▸ **SHORT PROBLEM**: Your task is to repeat the entries exactly. Leave the pictures out.

▸ **GIVEN RECORDS**:

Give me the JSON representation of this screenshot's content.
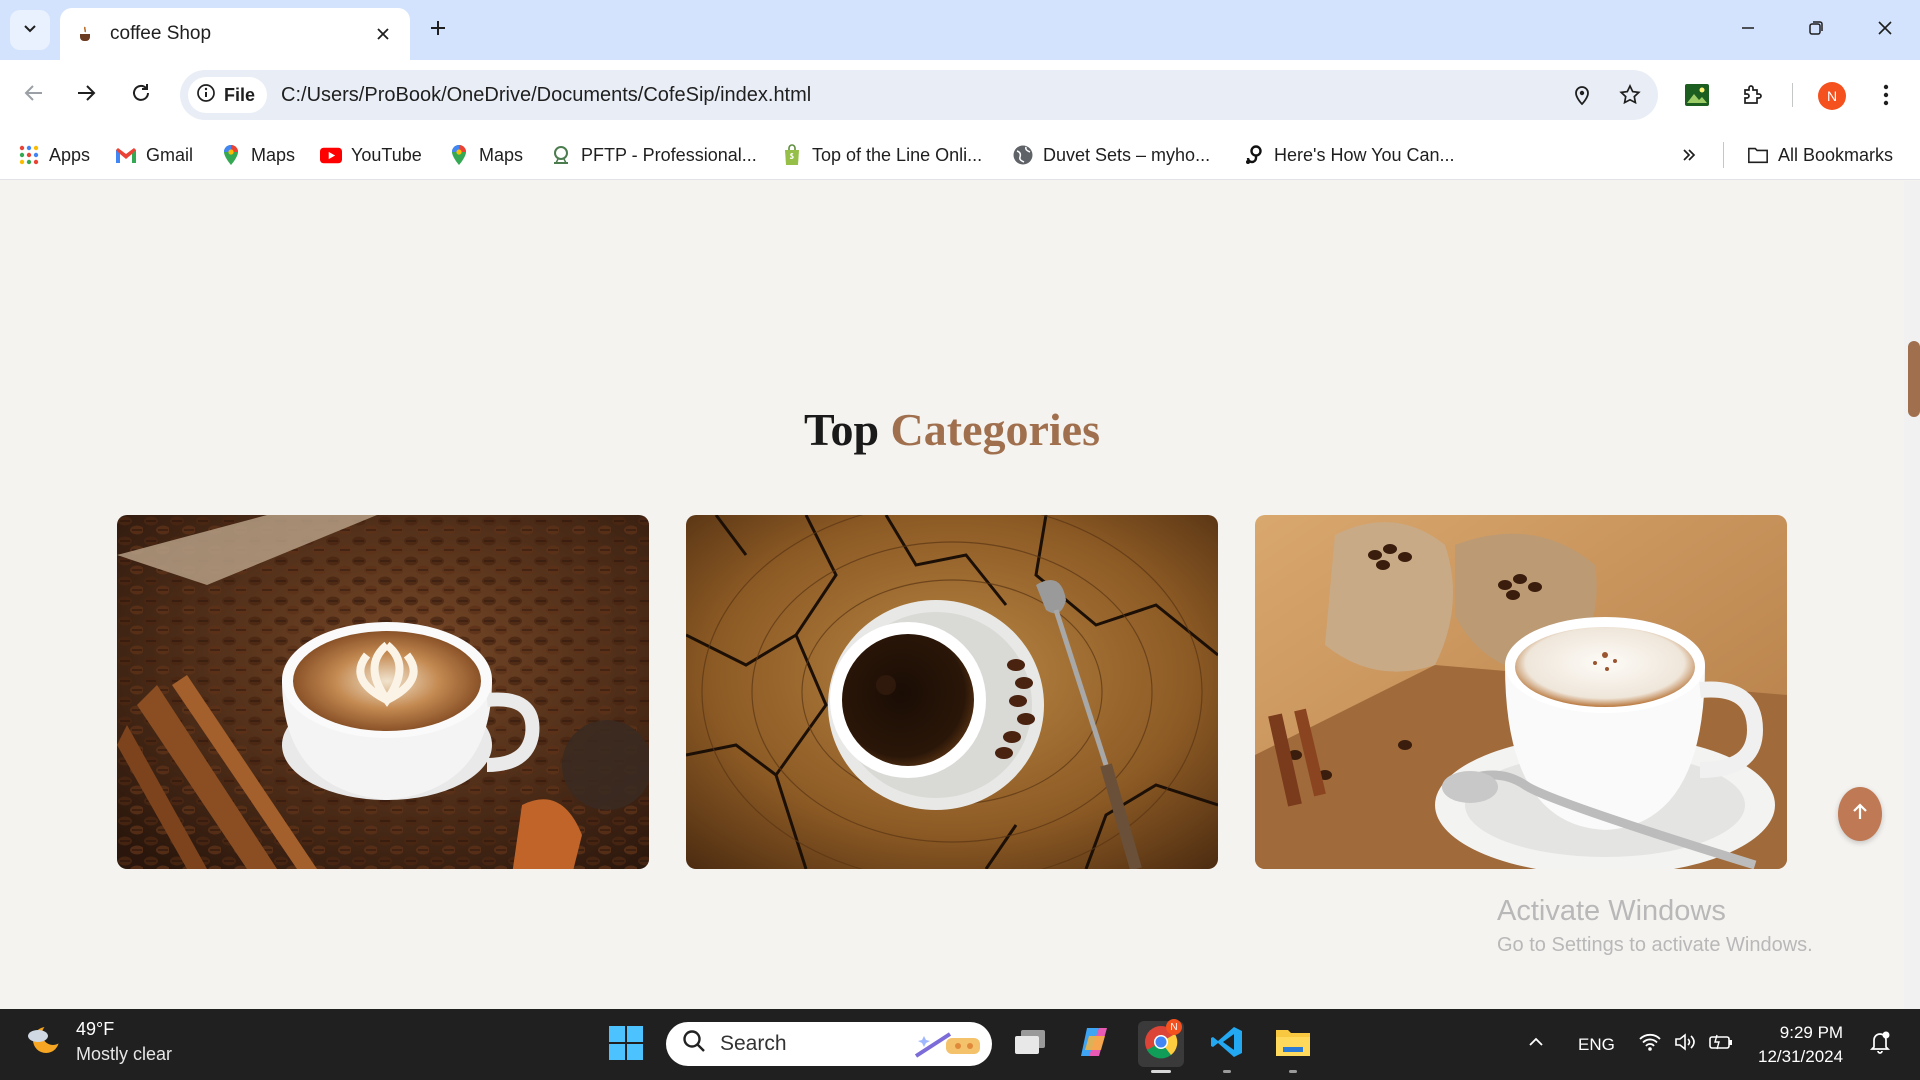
{
  "browser": {
    "tab": {
      "title": "coffee Shop"
    },
    "address": {
      "chip_label": "File",
      "url": "C:/Users/ProBook/OneDrive/Documents/CofeSip/index.html"
    },
    "profile_initial": "N",
    "bookmarks": [
      {
        "label": "Apps",
        "icon": "apps-grid-icon"
      },
      {
        "label": "Gmail",
        "icon": "gmail-icon"
      },
      {
        "label": "Maps",
        "icon": "maps-pin-icon"
      },
      {
        "label": "YouTube",
        "icon": "youtube-icon"
      },
      {
        "label": "Maps",
        "icon": "maps-pin-icon"
      },
      {
        "label": "PFTP - Professional...",
        "icon": "pftp-icon"
      },
      {
        "label": "Top of the Line Onli...",
        "icon": "shopify-bag-icon"
      },
      {
        "label": "Duvet Sets – myho...",
        "icon": "globe-icon"
      },
      {
        "label": "Here's How You Can...",
        "icon": "threads-icon"
      }
    ],
    "all_bookmarks_label": "All Bookmarks"
  },
  "page": {
    "section_title": {
      "main": "Top",
      "accent": "Categories"
    },
    "accent_color": "#a0704e",
    "cards": [
      {
        "image": "latte-art-cup-with-beans-and-cinnamon"
      },
      {
        "image": "black-coffee-on-cracked-wood"
      },
      {
        "image": "cappuccino-with-burlap-bean-sacks"
      }
    ],
    "watermark": {
      "line1": "Activate Windows",
      "line2": "Go to Settings to activate Windows."
    }
  },
  "taskbar": {
    "weather": {
      "temp": "49°F",
      "condition": "Mostly clear"
    },
    "search_placeholder": "Search",
    "language": "ENG",
    "time": "9:29 PM",
    "date": "12/31/2024",
    "chrome_badge": "N"
  }
}
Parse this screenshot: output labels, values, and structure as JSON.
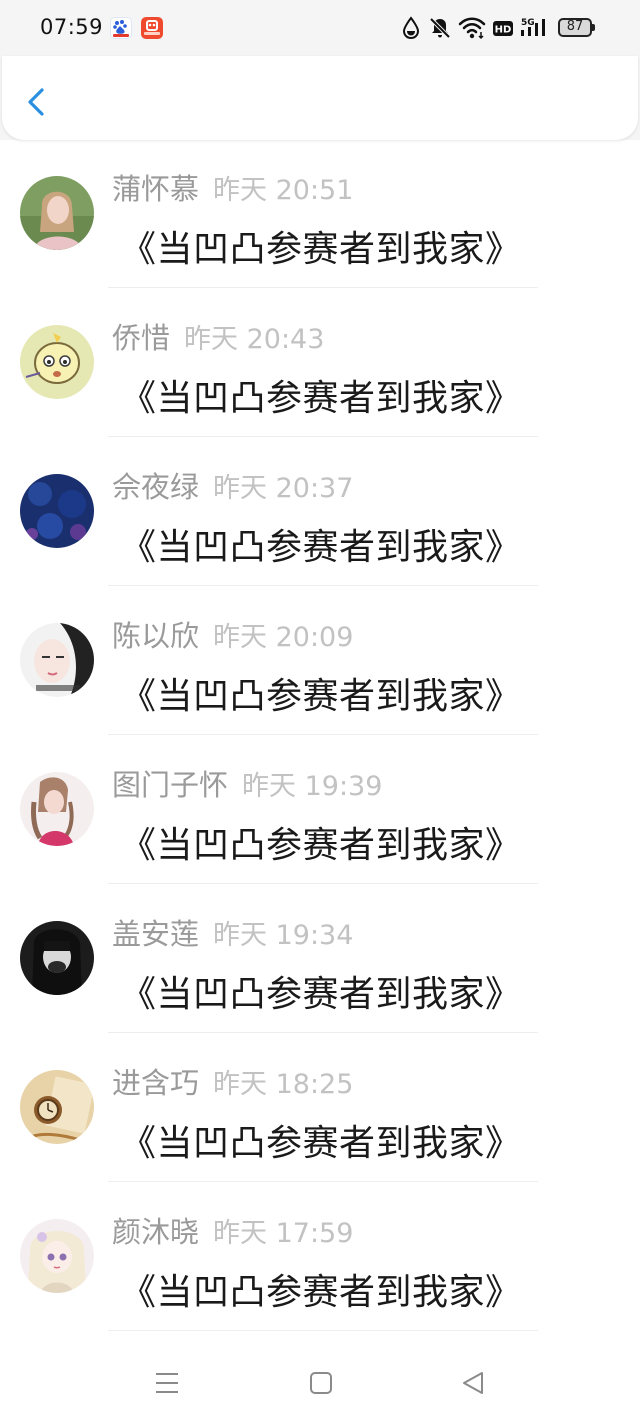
{
  "status_bar": {
    "time": "07:59",
    "battery": "87",
    "network_label": "HD",
    "network_type": "5G",
    "icons": [
      "baidu-app-icon",
      "red-app-icon",
      "water-drop-icon",
      "bell-off-icon",
      "wifi-icon",
      "hd-icon",
      "signal-icon",
      "battery-icon"
    ]
  },
  "header": {
    "back_icon": "chevron-left-icon"
  },
  "colors": {
    "accent": "#2a8fe0",
    "name_text": "#9a9a9a",
    "time_text": "#c2c2c2",
    "body_text": "#1a1a1a"
  },
  "comments": [
    {
      "name": "蒲怀慕",
      "time": "昨天 20:51",
      "text": "《当凹凸参赛者到我家》"
    },
    {
      "name": "侨惜",
      "time": "昨天 20:43",
      "text": "《当凹凸参赛者到我家》"
    },
    {
      "name": "佘夜绿",
      "time": "昨天 20:37",
      "text": "《当凹凸参赛者到我家》"
    },
    {
      "name": "陈以欣",
      "time": "昨天 20:09",
      "text": "《当凹凸参赛者到我家》"
    },
    {
      "name": "图门子怀",
      "time": "昨天 19:39",
      "text": "《当凹凸参赛者到我家》"
    },
    {
      "name": "盖安莲",
      "time": "昨天 19:34",
      "text": "《当凹凸参赛者到我家》"
    },
    {
      "name": "进含巧",
      "time": "昨天 18:25",
      "text": "《当凹凸参赛者到我家》"
    },
    {
      "name": "颜沐晓",
      "time": "昨天 17:59",
      "text": "《当凹凸参赛者到我家》"
    }
  ],
  "nav_bar": {
    "icons": [
      "menu-icon",
      "home-icon",
      "back-triangle-icon"
    ]
  }
}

▸ **OUTPUT**:
Give me the JSON representation of this screenshot's content.
{
  "browser": {
    "tab": {
      "title": "coffee Shop"
    },
    "address": {
      "chip_label": "File",
      "url": "C:/Users/ProBook/OneDrive/Documents/CofeSip/index.html"
    },
    "profile_initial": "N",
    "bookmarks": [
      {
        "label": "Apps",
        "icon": "apps-grid-icon"
      },
      {
        "label": "Gmail",
        "icon": "gmail-icon"
      },
      {
        "label": "Maps",
        "icon": "maps-pin-icon"
      },
      {
        "label": "YouTube",
        "icon": "youtube-icon"
      },
      {
        "label": "Maps",
        "icon": "maps-pin-icon"
      },
      {
        "label": "PFTP - Professional...",
        "icon": "pftp-icon"
      },
      {
        "label": "Top of the Line Onli...",
        "icon": "shopify-bag-icon"
      },
      {
        "label": "Duvet Sets – myho...",
        "icon": "globe-icon"
      },
      {
        "label": "Here's How You Can...",
        "icon": "threads-icon"
      }
    ],
    "all_bookmarks_label": "All Bookmarks"
  },
  "page": {
    "section_title": {
      "main": "Top",
      "accent": "Categories"
    },
    "accent_color": "#a0704e",
    "cards": [
      {
        "image": "latte-art-cup-with-beans-and-cinnamon"
      },
      {
        "image": "black-coffee-on-cracked-wood"
      },
      {
        "image": "cappuccino-with-burlap-bean-sacks"
      }
    ],
    "watermark": {
      "line1": "Activate Windows",
      "line2": "Go to Settings to activate Windows."
    }
  },
  "taskbar": {
    "weather": {
      "temp": "49°F",
      "condition": "Mostly clear"
    },
    "search_placeholder": "Search",
    "language": "ENG",
    "time": "9:29 PM",
    "date": "12/31/2024",
    "chrome_badge": "N"
  }
}
Parse this screenshot: output labels, values, and structure as JSON.
{
  "status_bar": {
    "time": "07:59",
    "battery": "87",
    "network_label": "HD",
    "network_type": "5G",
    "icons": [
      "baidu-app-icon",
      "red-app-icon",
      "water-drop-icon",
      "bell-off-icon",
      "wifi-icon",
      "hd-icon",
      "signal-icon",
      "battery-icon"
    ]
  },
  "header": {
    "back_icon": "chevron-left-icon"
  },
  "colors": {
    "accent": "#2a8fe0",
    "name_text": "#9a9a9a",
    "time_text": "#c2c2c2",
    "body_text": "#1a1a1a"
  },
  "comments": [
    {
      "name": "蒲怀慕",
      "time": "昨天 20:51",
      "text": "《当凹凸参赛者到我家》"
    },
    {
      "name": "侨惜",
      "time": "昨天 20:43",
      "text": "《当凹凸参赛者到我家》"
    },
    {
      "name": "佘夜绿",
      "time": "昨天 20:37",
      "text": "《当凹凸参赛者到我家》"
    },
    {
      "name": "陈以欣",
      "time": "昨天 20:09",
      "text": "《当凹凸参赛者到我家》"
    },
    {
      "name": "图门子怀",
      "time": "昨天 19:39",
      "text": "《当凹凸参赛者到我家》"
    },
    {
      "name": "盖安莲",
      "time": "昨天 19:34",
      "text": "《当凹凸参赛者到我家》"
    },
    {
      "name": "进含巧",
      "time": "昨天 18:25",
      "text": "《当凹凸参赛者到我家》"
    },
    {
      "name": "颜沐晓",
      "time": "昨天 17:59",
      "text": "《当凹凸参赛者到我家》"
    }
  ],
  "nav_bar": {
    "icons": [
      "menu-icon",
      "home-icon",
      "back-triangle-icon"
    ]
  }
}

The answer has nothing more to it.